- Provided records:
※

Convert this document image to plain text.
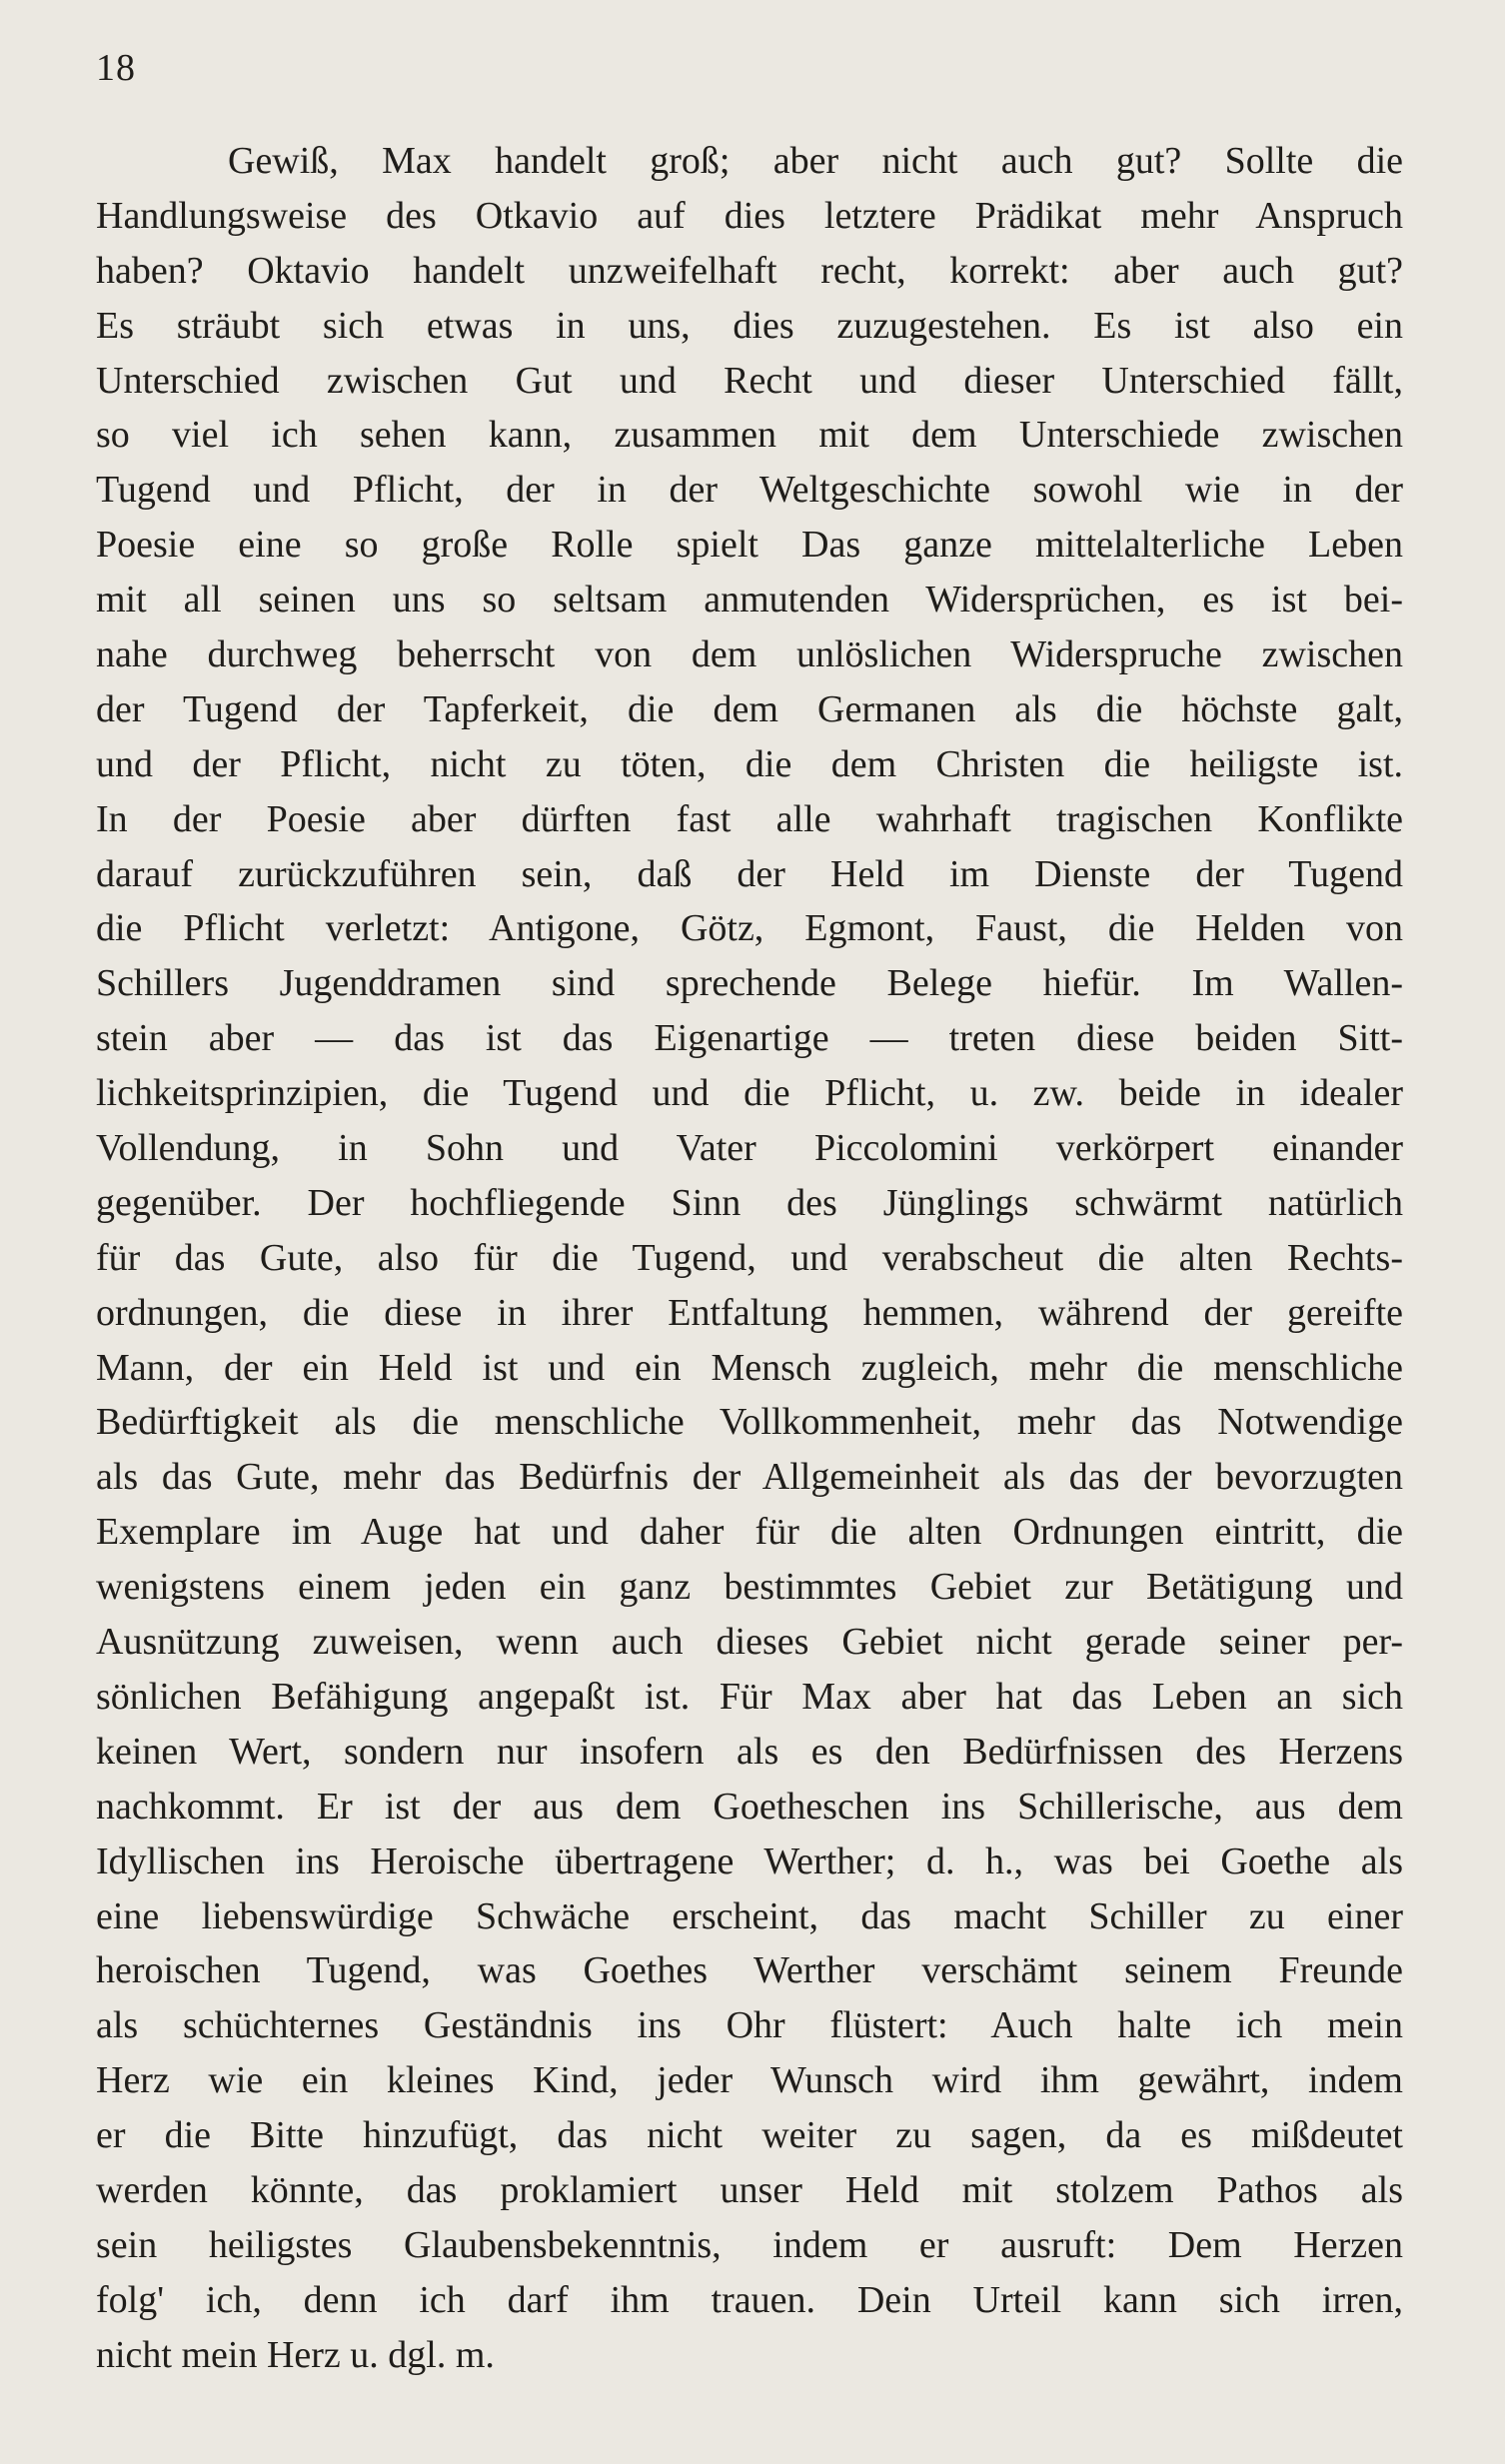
18
Gewiß, Max handelt groß; aber nicht auch gut? Sollte die
Handlungsweise des Otkavio auf dies letztere Prädikat mehr Anspruch
haben? Oktavio handelt unzweifelhaft recht, korrekt: aber auch gut?
Es sträubt sich etwas in uns, dies zuzugestehen. Es ist also ein
Unterschied zwischen Gut und Recht und dieser Unterschied fällt,
so viel ich sehen kann, zusammen mit dem Unterschiede zwischen
Tugend und Pflicht, der in der Weltgeschichte sowohl wie in der
Poesie eine so große Rolle spielt Das ganze mittelalterliche Leben
mit all seinen uns so seltsam anmutenden Widersprüchen, es ist bei-
nahe durchweg beherrscht von dem unlöslichen Widerspruche zwischen
der Tugend der Tapferkeit, die dem Germanen als die höchste galt,
und der Pflicht, nicht zu töten, die dem Christen die heiligste ist.
In der Poesie aber dürften fast alle wahrhaft tragischen Konflikte
darauf zurückzuführen sein, daß der Held im Dienste der Tugend
die Pflicht verletzt: Antigone, Götz, Egmont, Faust, die Helden von
Schillers Jugenddramen sind sprechende Belege hiefür. Im Wallen-
stein aber — das ist das Eigenartige — treten diese beiden Sitt-
lichkeitsprinzipien, die Tugend und die Pflicht, u. zw. beide in idealer
Vollendung, in Sohn und Vater Piccolomini verkörpert einander
gegenüber. Der hochfliegende Sinn des Jünglings schwärmt natürlich
für das Gute, also für die Tugend, und verabscheut die alten Rechts-
ordnungen, die diese in ihrer Entfaltung hemmen, während der gereifte
Mann, der ein Held ist und ein Mensch zugleich, mehr die menschliche
Bedürftigkeit als die menschliche Vollkommenheit, mehr das Notwendige
als das Gute, mehr das Bedürfnis der Allgemeinheit als das der bevorzugten
Exemplare im Auge hat und daher für die alten Ordnungen eintritt, die
wenigstens einem jeden ein ganz bestimmtes Gebiet zur Betätigung und
Ausnützung zuweisen, wenn auch dieses Gebiet nicht gerade seiner per-
sönlichen Befähigung angepaßt ist. Für Max aber hat das Leben an sich
keinen Wert, sondern nur insofern als es den Bedürfnissen des Herzens
nachkommt. Er ist der aus dem Goetheschen ins Schillerische, aus dem
Idyllischen ins Heroische übertragene Werther; d. h., was bei Goethe als
eine liebenswürdige Schwäche erscheint, das macht Schiller zu einer
heroischen Tugend, was Goethes Werther verschämt seinem Freunde
als schüchternes Geständnis ins Ohr flüstert: Auch halte ich mein
Herz wie ein kleines Kind, jeder Wunsch wird ihm gewährt, indem
er die Bitte hinzufügt, das nicht weiter zu sagen, da es mißdeutet
werden könnte, das proklamiert unser Held mit stolzem Pathos als
sein heiligstes Glaubensbekenntnis, indem er ausruft: Dem Herzen
folg' ich, denn ich darf ihm trauen. Dein Urteil kann sich irren,
nicht mein Herz u. dgl. m.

※

- Challenge: Return all of the data exactly as written, and drop the pictures.

- Correct answer:
Convert this document image to plain text.
18
Gewiß, Max handelt groß; aber nicht auch gut? Sollte die
Handlungsweise des Otkavio auf dies letztere Prädikat mehr Anspruch
haben? Oktavio handelt unzweifelhaft recht, korrekt: aber auch gut?
Es sträubt sich etwas in uns, dies zuzugestehen. Es ist also ein
Unterschied zwischen Gut und Recht und dieser Unterschied fällt,
so viel ich sehen kann, zusammen mit dem Unterschiede zwischen
Tugend und Pflicht, der in der Weltgeschichte sowohl wie in der
Poesie eine so große Rolle spielt Das ganze mittelalterliche Leben
mit all seinen uns so seltsam anmutenden Widersprüchen, es ist bei-
nahe durchweg beherrscht von dem unlöslichen Widerspruche zwischen
der Tugend der Tapferkeit, die dem Germanen als die höchste galt,
und der Pflicht, nicht zu töten, die dem Christen die heiligste ist.
In der Poesie aber dürften fast alle wahrhaft tragischen Konflikte
darauf zurückzuführen sein, daß der Held im Dienste der Tugend
die Pflicht verletzt: Antigone, Götz, Egmont, Faust, die Helden von
Schillers Jugenddramen sind sprechende Belege hiefür. Im Wallen-
stein aber — das ist das Eigenartige — treten diese beiden Sitt-
lichkeitsprinzipien, die Tugend und die Pflicht, u. zw. beide in idealer
Vollendung, in Sohn und Vater Piccolomini verkörpert einander
gegenüber. Der hochfliegende Sinn des Jünglings schwärmt natürlich
für das Gute, also für die Tugend, und verabscheut die alten Rechts-
ordnungen, die diese in ihrer Entfaltung hemmen, während der gereifte
Mann, der ein Held ist und ein Mensch zugleich, mehr die menschliche
Bedürftigkeit als die menschliche Vollkommenheit, mehr das Notwendige
als das Gute, mehr das Bedürfnis der Allgemeinheit als das der bevorzugten
Exemplare im Auge hat und daher für die alten Ordnungen eintritt, die
wenigstens einem jeden ein ganz bestimmtes Gebiet zur Betätigung und
Ausnützung zuweisen, wenn auch dieses Gebiet nicht gerade seiner per-
sönlichen Befähigung angepaßt ist. Für Max aber hat das Leben an sich
keinen Wert, sondern nur insofern als es den Bedürfnissen des Herzens
nachkommt. Er ist der aus dem Goetheschen ins Schillerische, aus dem
Idyllischen ins Heroische übertragene Werther; d. h., was bei Goethe als
eine liebenswürdige Schwäche erscheint, das macht Schiller zu einer
heroischen Tugend, was Goethes Werther verschämt seinem Freunde
als schüchternes Geständnis ins Ohr flüstert: Auch halte ich mein
Herz wie ein kleines Kind, jeder Wunsch wird ihm gewährt, indem
er die Bitte hinzufügt, das nicht weiter zu sagen, da es mißdeutet
werden könnte, das proklamiert unser Held mit stolzem Pathos als
sein heiligstes Glaubensbekenntnis, indem er ausruft: Dem Herzen
folg' ich, denn ich darf ihm trauen. Dein Urteil kann sich irren,
nicht mein Herz u. dgl. m.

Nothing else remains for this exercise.